▸ GOAL
Take the data that follows and retype it word for word.

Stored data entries
^^^^
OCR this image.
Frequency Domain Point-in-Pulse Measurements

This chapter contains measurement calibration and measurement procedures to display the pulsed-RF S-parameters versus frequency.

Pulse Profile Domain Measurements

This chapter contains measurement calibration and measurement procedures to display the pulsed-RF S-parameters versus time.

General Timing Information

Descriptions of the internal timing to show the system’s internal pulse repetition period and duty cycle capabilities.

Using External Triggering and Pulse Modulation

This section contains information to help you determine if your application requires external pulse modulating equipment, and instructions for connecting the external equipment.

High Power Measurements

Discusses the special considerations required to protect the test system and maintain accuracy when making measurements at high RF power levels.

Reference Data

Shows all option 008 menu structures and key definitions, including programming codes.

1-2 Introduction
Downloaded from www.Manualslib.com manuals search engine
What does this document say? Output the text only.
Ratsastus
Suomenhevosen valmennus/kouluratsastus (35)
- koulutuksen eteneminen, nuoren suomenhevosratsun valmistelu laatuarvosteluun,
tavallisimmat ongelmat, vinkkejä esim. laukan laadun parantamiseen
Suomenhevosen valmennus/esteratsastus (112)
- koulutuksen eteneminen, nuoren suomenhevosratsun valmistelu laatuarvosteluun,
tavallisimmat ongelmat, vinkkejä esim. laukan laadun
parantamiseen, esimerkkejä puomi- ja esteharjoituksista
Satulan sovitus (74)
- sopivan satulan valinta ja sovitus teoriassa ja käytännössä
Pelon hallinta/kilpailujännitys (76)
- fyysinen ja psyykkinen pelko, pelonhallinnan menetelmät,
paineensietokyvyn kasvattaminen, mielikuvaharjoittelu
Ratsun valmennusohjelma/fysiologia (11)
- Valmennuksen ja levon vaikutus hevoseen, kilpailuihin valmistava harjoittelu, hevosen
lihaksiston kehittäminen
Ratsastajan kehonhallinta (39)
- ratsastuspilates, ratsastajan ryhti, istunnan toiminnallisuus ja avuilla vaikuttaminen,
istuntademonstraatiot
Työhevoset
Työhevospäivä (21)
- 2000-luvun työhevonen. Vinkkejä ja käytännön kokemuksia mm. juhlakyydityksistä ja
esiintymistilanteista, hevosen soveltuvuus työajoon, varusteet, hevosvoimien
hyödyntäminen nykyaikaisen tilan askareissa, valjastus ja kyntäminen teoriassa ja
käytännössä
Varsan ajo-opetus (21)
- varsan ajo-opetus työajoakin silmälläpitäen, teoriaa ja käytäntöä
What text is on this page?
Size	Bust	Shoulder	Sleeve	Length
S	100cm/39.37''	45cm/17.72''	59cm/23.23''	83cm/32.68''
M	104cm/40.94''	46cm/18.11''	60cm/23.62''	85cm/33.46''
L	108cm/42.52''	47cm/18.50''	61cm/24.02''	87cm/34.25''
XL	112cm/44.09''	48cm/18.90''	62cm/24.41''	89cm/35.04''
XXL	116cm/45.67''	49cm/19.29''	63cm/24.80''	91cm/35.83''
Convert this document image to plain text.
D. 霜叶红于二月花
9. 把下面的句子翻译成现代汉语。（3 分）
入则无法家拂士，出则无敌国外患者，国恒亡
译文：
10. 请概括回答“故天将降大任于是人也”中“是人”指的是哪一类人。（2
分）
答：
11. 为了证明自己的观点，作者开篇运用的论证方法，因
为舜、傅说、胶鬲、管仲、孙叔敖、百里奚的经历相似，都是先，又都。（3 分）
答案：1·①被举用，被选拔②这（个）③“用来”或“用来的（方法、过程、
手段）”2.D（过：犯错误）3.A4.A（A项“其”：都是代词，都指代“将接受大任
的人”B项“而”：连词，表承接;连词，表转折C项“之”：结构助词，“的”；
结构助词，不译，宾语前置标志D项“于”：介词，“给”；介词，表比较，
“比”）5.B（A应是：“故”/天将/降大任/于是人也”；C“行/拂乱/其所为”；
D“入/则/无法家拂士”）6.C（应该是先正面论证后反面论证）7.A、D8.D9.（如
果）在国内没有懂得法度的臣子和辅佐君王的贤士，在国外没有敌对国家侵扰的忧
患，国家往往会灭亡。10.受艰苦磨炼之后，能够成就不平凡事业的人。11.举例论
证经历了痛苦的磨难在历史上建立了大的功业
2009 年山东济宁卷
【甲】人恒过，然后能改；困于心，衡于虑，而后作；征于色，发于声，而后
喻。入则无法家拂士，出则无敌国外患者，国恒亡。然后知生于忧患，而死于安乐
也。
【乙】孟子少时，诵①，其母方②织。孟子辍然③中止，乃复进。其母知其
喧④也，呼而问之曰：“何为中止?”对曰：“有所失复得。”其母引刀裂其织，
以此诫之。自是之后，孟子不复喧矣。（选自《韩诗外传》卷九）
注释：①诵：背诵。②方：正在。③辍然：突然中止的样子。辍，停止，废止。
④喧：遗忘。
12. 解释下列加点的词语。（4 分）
^^^^
▸ EXPECTED OUTPUT
OCR this image.
Frequency Domain Point-in-Pulse Measurements

This chapter contains measurement calibration and measurement procedures to display the pulsed-RF S-parameters versus frequency.

Pulse Profile Domain Measurements

This chapter contains measurement calibration and measurement procedures to display the pulsed-RF S-parameters versus time.

General Timing Information

Descriptions of the internal timing to show the system’s internal pulse repetition period and duty cycle capabilities.

Using External Triggering and Pulse Modulation

This section contains information to help you determine if your application requires external pulse modulating equipment, and instructions for connecting the external equipment.

High Power Measurements

Discusses the special considerations required to protect the test system and maintain accuracy when making measurements at high RF power levels.

Reference Data

Shows all option 008 menu structures and key definitions, including programming codes.

1-2 Introduction
Downloaded from www.Manualslib.com manuals search engine
What does this document say? Output the text only.
Ratsastus
Suomenhevosen valmennus/kouluratsastus (35)
- koulutuksen eteneminen, nuoren suomenhevosratsun valmistelu laatuarvosteluun,
tavallisimmat ongelmat, vinkkejä esim. laukan laadun parantamiseen
Suomenhevosen valmennus/esteratsastus (112)
- koulutuksen eteneminen, nuoren suomenhevosratsun valmistelu laatuarvosteluun,
tavallisimmat ongelmat, vinkkejä esim. laukan laadun
parantamiseen, esimerkkejä puomi- ja esteharjoituksista
Satulan sovitus (74)
- sopivan satulan valinta ja sovitus teoriassa ja käytännössä
Pelon hallinta/kilpailujännitys (76)
- fyysinen ja psyykkinen pelko, pelonhallinnan menetelmät,
paineensietokyvyn kasvattaminen, mielikuvaharjoittelu
Ratsun valmennusohjelma/fysiologia (11)
- Valmennuksen ja levon vaikutus hevoseen, kilpailuihin valmistava harjoittelu, hevosen
lihaksiston kehittäminen
Ratsastajan kehonhallinta (39)
- ratsastuspilates, ratsastajan ryhti, istunnan toiminnallisuus ja avuilla vaikuttaminen,
istuntademonstraatiot
Työhevoset
Työhevospäivä (21)
- 2000-luvun työhevonen. Vinkkejä ja käytännön kokemuksia mm. juhlakyydityksistä ja
esiintymistilanteista, hevosen soveltuvuus työajoon, varusteet, hevosvoimien
hyödyntäminen nykyaikaisen tilan askareissa, valjastus ja kyntäminen teoriassa ja
käytännössä
Varsan ajo-opetus (21)
- varsan ajo-opetus työajoakin silmälläpitäen, teoriaa ja käytäntöä
What text is on this page?
Size	Bust	Shoulder	Sleeve	Length
S	100cm/39.37''	45cm/17.72''	59cm/23.23''	83cm/32.68''
M	104cm/40.94''	46cm/18.11''	60cm/23.62''	85cm/33.46''
L	108cm/42.52''	47cm/18.50''	61cm/24.02''	87cm/34.25''
XL	112cm/44.09''	48cm/18.90''	62cm/24.41''	89cm/35.04''
XXL	116cm/45.67''	49cm/19.29''	63cm/24.80''	91cm/35.83''
Convert this document image to plain text.
D. 霜叶红于二月花
9. 把下面的句子翻译成现代汉语。（3 分）
入则无法家拂士，出则无敌国外患者，国恒亡
译文：
10. 请概括回答“故天将降大任于是人也”中“是人”指的是哪一类人。（2
分）
答：
11. 为了证明自己的观点，作者开篇运用的论证方法，因
为舜、傅说、胶鬲、管仲、孙叔敖、百里奚的经历相似，都是先，又都。（3 分）
答案：1·①被举用，被选拔②这（个）③“用来”或“用来的（方法、过程、
手段）”2.D（过：犯错误）3.A4.A（A项“其”：都是代词，都指代“将接受大任
的人”B项“而”：连词，表承接;连词，表转折C项“之”：结构助词，“的”；
结构助词，不译，宾语前置标志D项“于”：介词，“给”；介词，表比较，
“比”）5.B（A应是：“故”/天将/降大任/于是人也”；C“行/拂乱/其所为”；
D“入/则/无法家拂士”）6.C（应该是先正面论证后反面论证）7.A、D8.D9.（如
果）在国内没有懂得法度的臣子和辅佐君王的贤士，在国外没有敌对国家侵扰的忧
患，国家往往会灭亡。10.受艰苦磨炼之后，能够成就不平凡事业的人。11.举例论
证经历了痛苦的磨难在历史上建立了大的功业
2009 年山东济宁卷
【甲】人恒过，然后能改；困于心，衡于虑，而后作；征于色，发于声，而后
喻。入则无法家拂士，出则无敌国外患者，国恒亡。然后知生于忧患，而死于安乐
也。
【乙】孟子少时，诵①，其母方②织。孟子辍然③中止，乃复进。其母知其
喧④也，呼而问之曰：“何为中止?”对曰：“有所失复得。”其母引刀裂其织，
以此诫之。自是之后，孟子不复喧矣。（选自《韩诗外传》卷九）
注释：①诵：背诵。②方：正在。③辍然：突然中止的样子。辍，停止，废止。
④喧：遗忘。
12. 解释下列加点的词语。（4 分）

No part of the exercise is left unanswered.